▸ **PROBLEM REQUIREMENTS**: Go through the entries below and retype them exactly, omitting each picture.

▸ **MATERIAL**:
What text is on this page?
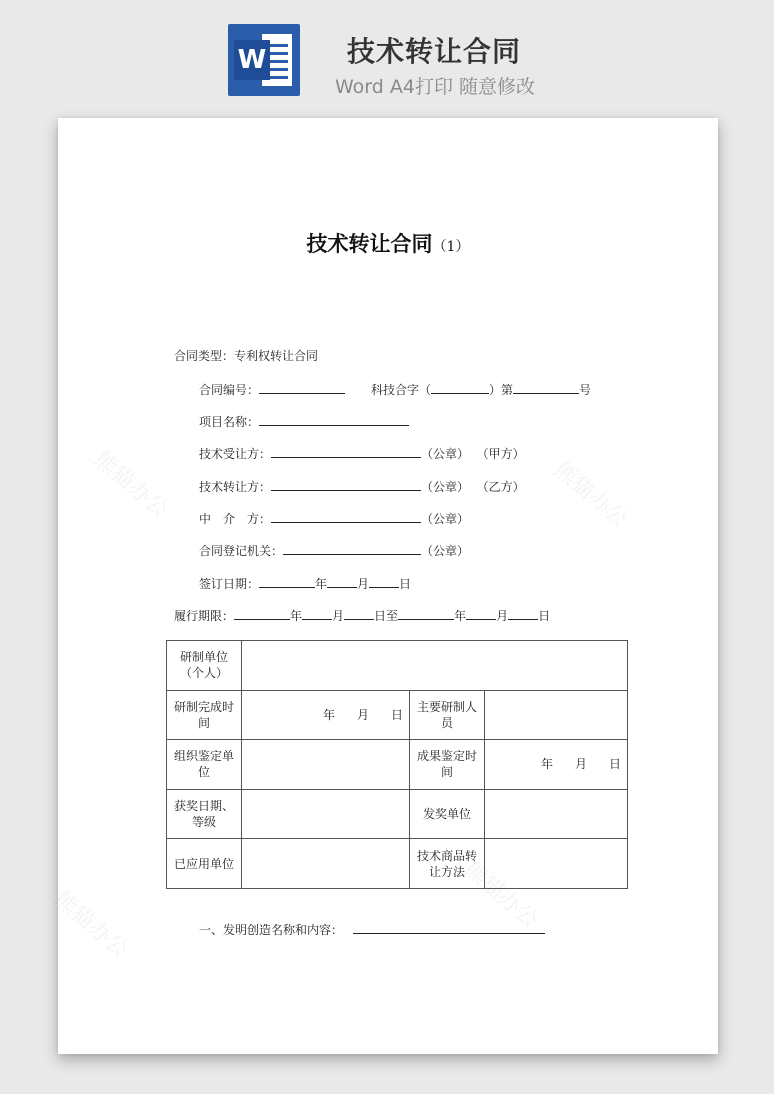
W	技术转让合同
Word A4打印 随意修改
熊猫办公	熊猫办公
熊猫办公	熊猫办公
技术转让合同（1）
合同类型：专利权转让合同
合同编号：	科技合字（	）第	号
项目名称：
技术受让方：	（公章） （甲方）
技术转让方：	（公章） （乙方）
中　介　方：	（公章）
合同登记机关：	（公章）
签订日期：	年	月	日
履行期限：	年	月	日至	年	月	日
研制单位（个人）			
研制完成时间	年 月 日	主要研制人员	
组织鉴定单位		成果鉴定时间	年 月 日
获奖日期、等级		发奖单位	
已应用单位		技术商品转让方法	
一、发明创造名称和内容：
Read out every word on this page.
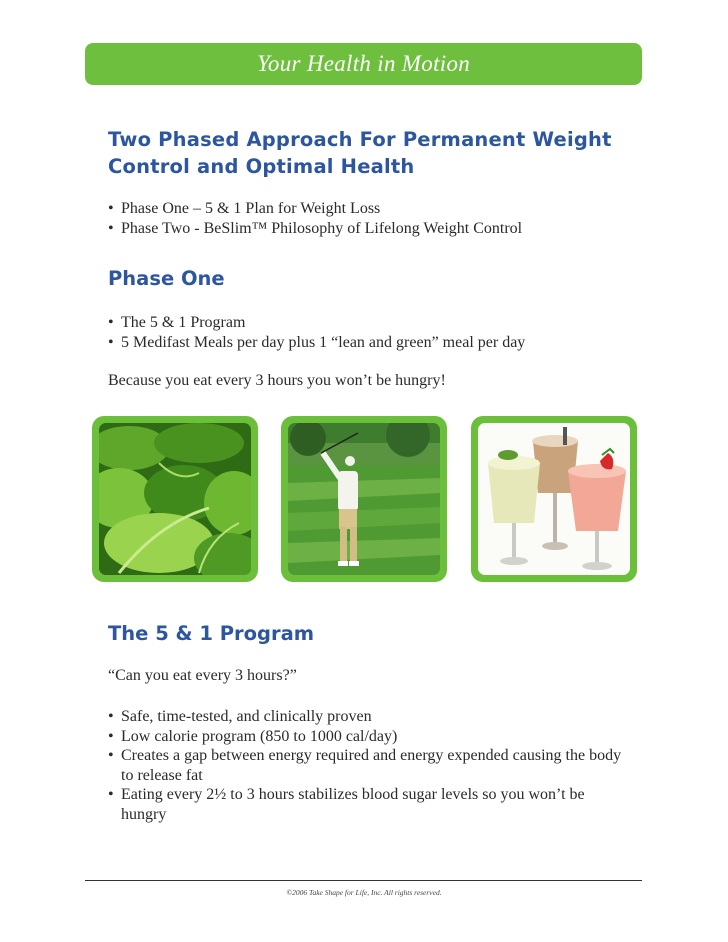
Your Health in Motion
Two Phased Approach For Permanent Weight Control and Optimal Health
• Phase One – 5 & 1 Plan for Weight Loss
• Phase Two - BeSlim™ Philosophy of Lifelong Weight Control
Phase One
• The 5 & 1 Program
• 5 Medifast Meals per day plus 1 “lean and green” meal per day
Because you eat every 3 hours you won’t be hungry!
The 5 & 1 Program
“Can you eat every 3 hours?”
• Safe, time-tested, and clinically proven
• Low calorie program (850 to 1000 cal/day)
• Creates a gap between energy required and energy expended causing the body to release fat
• Eating every 2½ to 3 hours stabilizes blood sugar levels so you won’t be hungry
©2006 Take Shape for Life, Inc. All rights reserved.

▸ **EXERCISE SOLUTION**:
What text is on this page?
W	技术转让合同
Word A4打印 随意修改
熊猫办公	熊猫办公
熊猫办公	熊猫办公
技术转让合同（1）
合同类型：专利权转让合同
合同编号：	科技合字（	）第	号
项目名称：
技术受让方：	（公章） （甲方）
技术转让方：	（公章） （乙方）
中　介　方：	（公章）
合同登记机关：	（公章）
签订日期：	年	月	日
履行期限：	年	月	日至	年	月	日
研制单位（个人）			
研制完成时间	年 月 日	主要研制人员	
组织鉴定单位		成果鉴定时间	年 月 日
获奖日期、等级		发奖单位	
已应用单位		技术商品转让方法	
一、发明创造名称和内容：
Read out every word on this page.
Your Health in Motion
Two Phased Approach For Permanent Weight Control and Optimal Health
• Phase One – 5 & 1 Plan for Weight Loss
• Phase Two - BeSlim™ Philosophy of Lifelong Weight Control
Phase One
• The 5 & 1 Program
• 5 Medifast Meals per day plus 1 “lean and green” meal per day
Because you eat every 3 hours you won’t be hungry!
The 5 & 1 Program
“Can you eat every 3 hours?”
• Safe, time-tested, and clinically proven
• Low calorie program (850 to 1000 cal/day)
• Creates a gap between energy required and energy expended causing the body to release fat
• Eating every 2½ to 3 hours stabilizes blood sugar levels so you won’t be hungry
©2006 Take Shape for Life, Inc. All rights reserved.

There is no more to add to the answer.